• [Problem statement]: Copy nothing but the text: repeat each entry exactly and drop the images.

• [Dataset]:
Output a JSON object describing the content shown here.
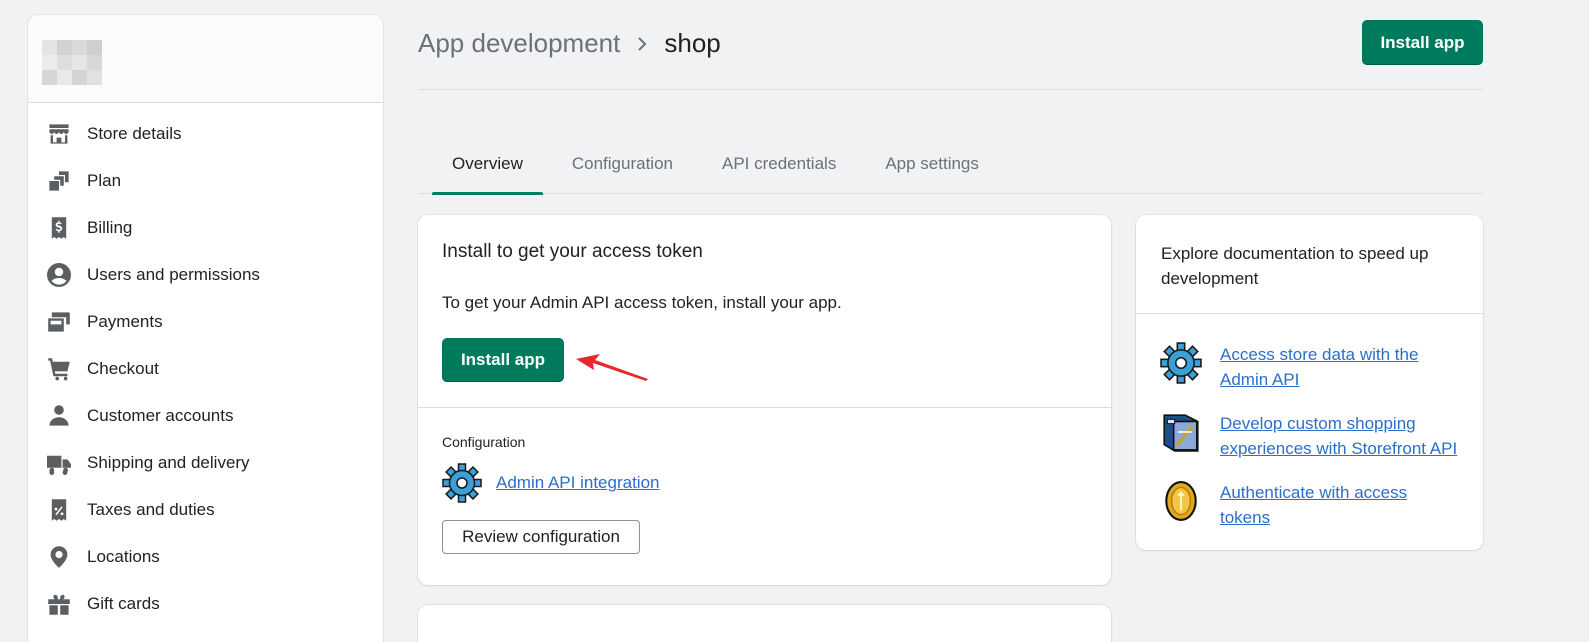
{
  "sidebar": {
    "items": [
      {
        "label": "Store details",
        "icon": "store-icon"
      },
      {
        "label": "Plan",
        "icon": "plan-icon"
      },
      {
        "label": "Billing",
        "icon": "billing-icon"
      },
      {
        "label": "Users and permissions",
        "icon": "user-circle-icon"
      },
      {
        "label": "Payments",
        "icon": "payments-icon"
      },
      {
        "label": "Checkout",
        "icon": "cart-icon"
      },
      {
        "label": "Customer accounts",
        "icon": "customer-icon"
      },
      {
        "label": "Shipping and delivery",
        "icon": "truck-icon"
      },
      {
        "label": "Taxes and duties",
        "icon": "tax-receipt-icon"
      },
      {
        "label": "Locations",
        "icon": "location-pin-icon"
      },
      {
        "label": "Gift cards",
        "icon": "gift-icon"
      }
    ]
  },
  "header": {
    "breadcrumb_parent": "App development",
    "breadcrumb_current": "shop",
    "install_button": "Install app"
  },
  "tabs": [
    {
      "label": "Overview",
      "active": true
    },
    {
      "label": "Configuration",
      "active": false
    },
    {
      "label": "API credentials",
      "active": false
    },
    {
      "label": "App settings",
      "active": false
    }
  ],
  "main_card": {
    "title": "Install to get your access token",
    "text": "To get your Admin API access token, install your app.",
    "install_button": "Install app",
    "config_label": "Configuration",
    "config_link": "Admin API integration",
    "review_button": "Review configuration"
  },
  "side_card": {
    "title": "Explore documentation to speed up development",
    "links": [
      {
        "label": "Access store data with the Admin API",
        "icon": "gear-icon"
      },
      {
        "label": "Develop custom shopping experiences with Storefront API",
        "icon": "storefront-icon"
      },
      {
        "label": "Authenticate with access tokens",
        "icon": "coin-icon"
      }
    ]
  },
  "colors": {
    "primary": "#007a5c",
    "link": "#2c6ecb",
    "annotation_arrow": "#e8262c"
  }
}
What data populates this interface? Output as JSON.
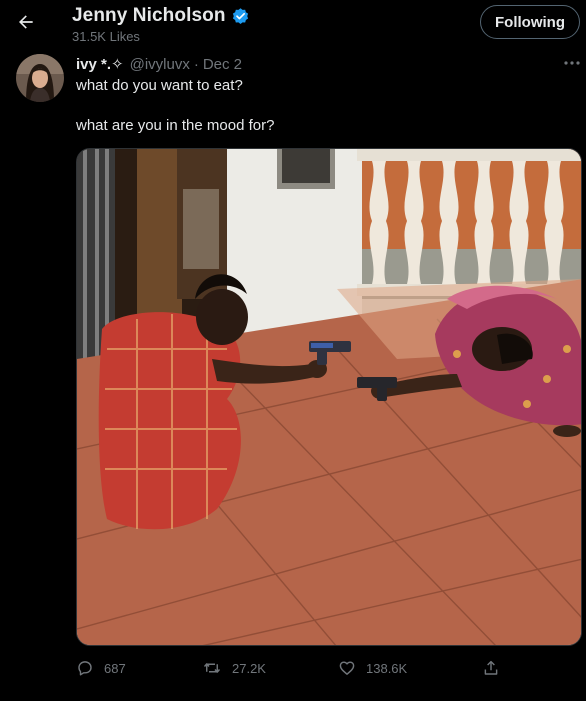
{
  "header": {
    "title": "Jenny Nicholson",
    "likes_count": "31.5K Likes",
    "follow_button_label": "Following",
    "back_icon": "arrow-left-icon",
    "verified_icon": "verified-badge-icon"
  },
  "tweet": {
    "author_name": "ivy *.✧",
    "author_handle": "@ivyluvx",
    "separator": "·",
    "date": "Dec 2",
    "text_line1": "what do you want to eat?",
    "text_line2": "what are you in the mood for?",
    "more_icon": "more-options-icon"
  },
  "actions": {
    "replies": "687",
    "retweets": "27.2K",
    "likes": "138.6K",
    "reply_icon": "reply-bubble-icon",
    "retweet_icon": "retweet-icon",
    "like_icon": "heart-icon",
    "share_icon": "share-icon"
  },
  "colors": {
    "background": "#000000",
    "primary_text": "#e7e9ea",
    "secondary_text": "#71767b",
    "border": "#536471",
    "verified": "#1d9bf0"
  }
}
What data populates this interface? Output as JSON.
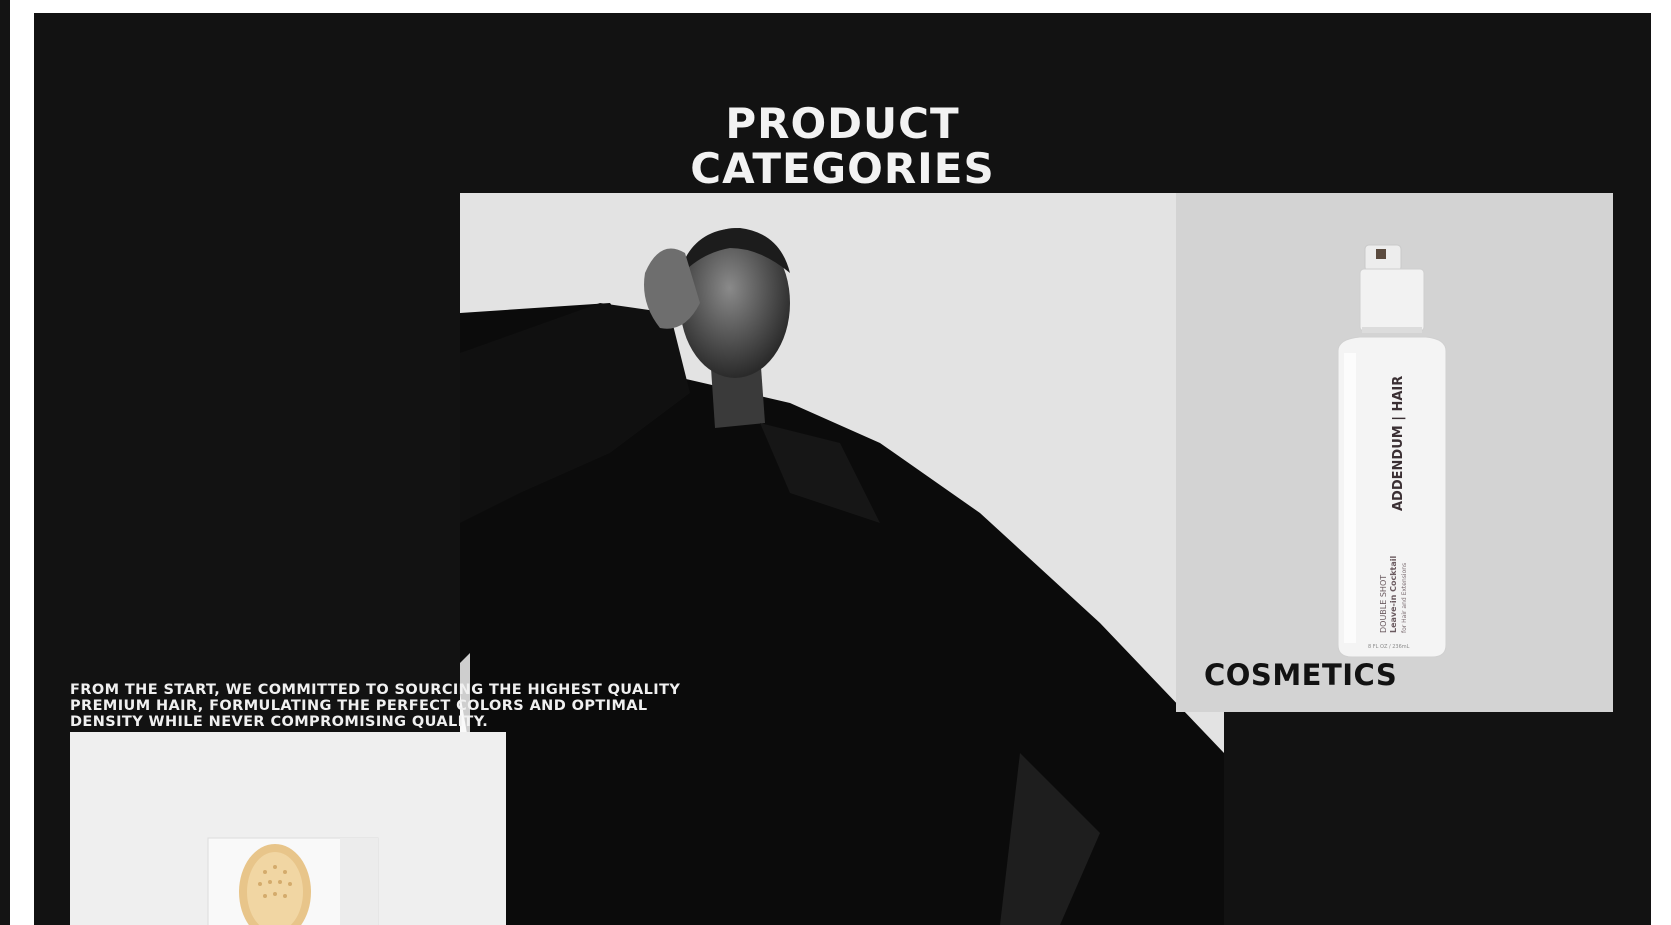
{
  "section": {
    "title_line1": "PRODUCT",
    "title_line2": "CATEGORIES",
    "tagline": "FROM THE START, WE COMMITTED TO SOURCING THE HIGHEST QUALITY PREMIUM HAIR, FORMULATING THE PERFECT COLORS AND OPTIMAL DENSITY WHILE NEVER COMPROMISING QUALITY."
  },
  "categories": [
    {
      "label": "COSMETICS",
      "product": {
        "brand": "ADDENDUM | HAIR",
        "line1": "DOUBLE SHOT",
        "line2": "Leave-in Cocktail",
        "line3": "for Hair and Extensions",
        "size": "8 FL OZ / 236mL"
      }
    }
  ],
  "colors": {
    "panel_bg": "#121212",
    "text_light": "#f2f2f2",
    "card_bg": "#d3d3d3"
  }
}
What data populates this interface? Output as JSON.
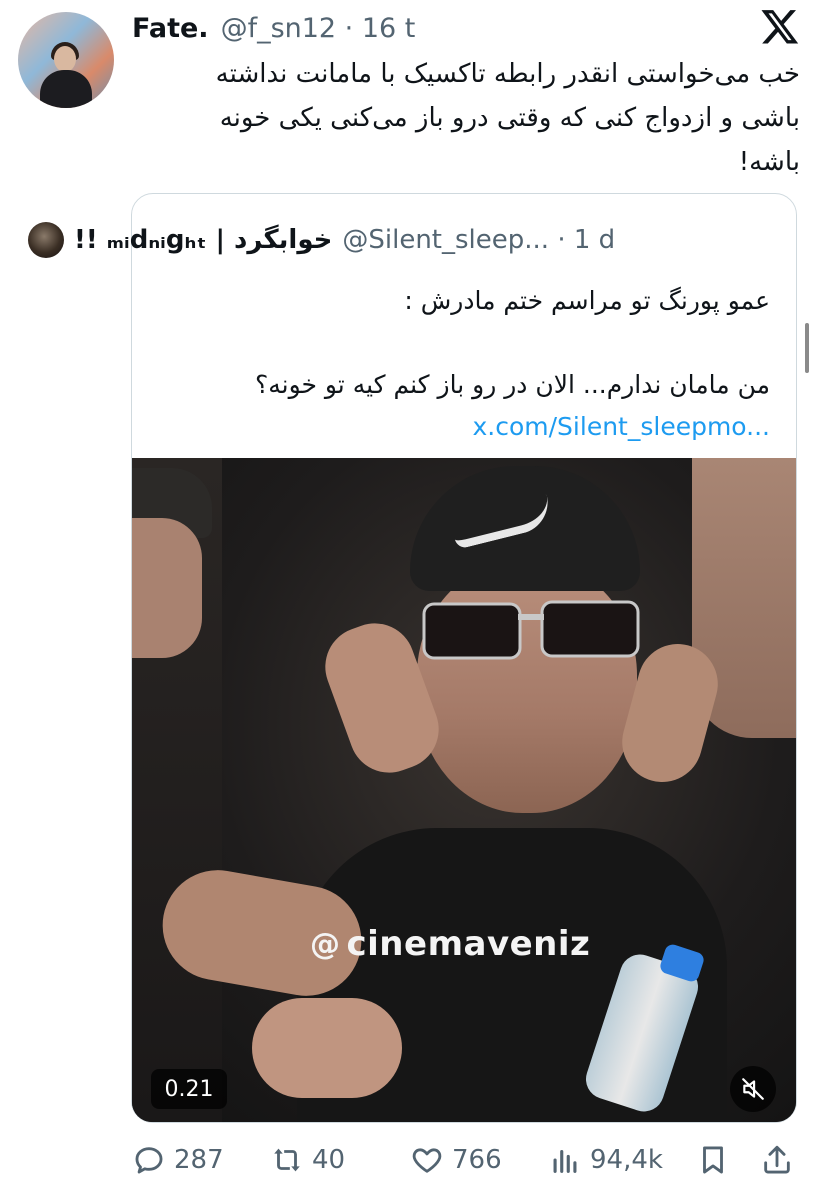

• [Expected answer]:
Output a JSON object describing the content shown here.
{
  "sidebar": {
    "items": [
      {
        "label": "Store details",
        "icon": "store-icon"
      },
      {
        "label": "Plan",
        "icon": "plan-icon"
      },
      {
        "label": "Billing",
        "icon": "billing-icon"
      },
      {
        "label": "Users and permissions",
        "icon": "user-circle-icon"
      },
      {
        "label": "Payments",
        "icon": "payments-icon"
      },
      {
        "label": "Checkout",
        "icon": "cart-icon"
      },
      {
        "label": "Customer accounts",
        "icon": "customer-icon"
      },
      {
        "label": "Shipping and delivery",
        "icon": "truck-icon"
      },
      {
        "label": "Taxes and duties",
        "icon": "tax-receipt-icon"
      },
      {
        "label": "Locations",
        "icon": "location-pin-icon"
      },
      {
        "label": "Gift cards",
        "icon": "gift-icon"
      }
    ]
  },
  "header": {
    "breadcrumb_parent": "App development",
    "breadcrumb_current": "shop",
    "install_button": "Install app"
  },
  "tabs": [
    {
      "label": "Overview",
      "active": true
    },
    {
      "label": "Configuration",
      "active": false
    },
    {
      "label": "API credentials",
      "active": false
    },
    {
      "label": "App settings",
      "active": false
    }
  ],
  "main_card": {
    "title": "Install to get your access token",
    "text": "To get your Admin API access token, install your app.",
    "install_button": "Install app",
    "config_label": "Configuration",
    "config_link": "Admin API integration",
    "review_button": "Review configuration"
  },
  "side_card": {
    "title": "Explore documentation to speed up development",
    "links": [
      {
        "label": "Access store data with the Admin API",
        "icon": "gear-icon"
      },
      {
        "label": "Develop custom shopping experiences with Storefront API",
        "icon": "storefront-icon"
      },
      {
        "label": "Authenticate with access tokens",
        "icon": "coin-icon"
      }
    ]
  },
  "colors": {
    "primary": "#007a5c",
    "link": "#2c6ecb",
    "annotation_arrow": "#e8262c"
  }
}
What data populates this interface? Output as JSON.
{
  "header": {
    "title": "Jenny Nicholson",
    "likes_count": "31.5K Likes",
    "follow_button_label": "Following",
    "back_icon": "arrow-left-icon",
    "verified_icon": "verified-badge-icon"
  },
  "tweet": {
    "author_name": "ivy *.✧",
    "author_handle": "@ivyluvx",
    "separator": "·",
    "date": "Dec 2",
    "text_line1": "what do you want to eat?",
    "text_line2": "what are you in the mood for?",
    "more_icon": "more-options-icon"
  },
  "actions": {
    "replies": "687",
    "retweets": "27.2K",
    "likes": "138.6K",
    "reply_icon": "reply-bubble-icon",
    "retweet_icon": "retweet-icon",
    "like_icon": "heart-icon",
    "share_icon": "share-icon"
  },
  "colors": {
    "background": "#000000",
    "primary_text": "#e7e9ea",
    "secondary_text": "#71767b",
    "border": "#536471",
    "verified": "#1d9bf0"
  }
}
What data populates this interface? Output as JSON.
{
  "section": {
    "title_line1": "PRODUCT",
    "title_line2": "CATEGORIES",
    "tagline": "FROM THE START, WE COMMITTED TO SOURCING THE HIGHEST QUALITY PREMIUM HAIR, FORMULATING THE PERFECT COLORS AND OPTIMAL DENSITY WHILE NEVER COMPROMISING QUALITY."
  },
  "categories": [
    {
      "label": "COSMETICS",
      "product": {
        "brand": "ADDENDUM | HAIR",
        "line1": "DOUBLE SHOT",
        "line2": "Leave-in Cocktail",
        "line3": "for Hair and Extensions",
        "size": "8 FL OZ / 236mL"
      }
    }
  ],
  "colors": {
    "panel_bg": "#121212",
    "text_light": "#f2f2f2",
    "card_bg": "#d3d3d3"
  }
}
What data populates this interface? Output as JSON.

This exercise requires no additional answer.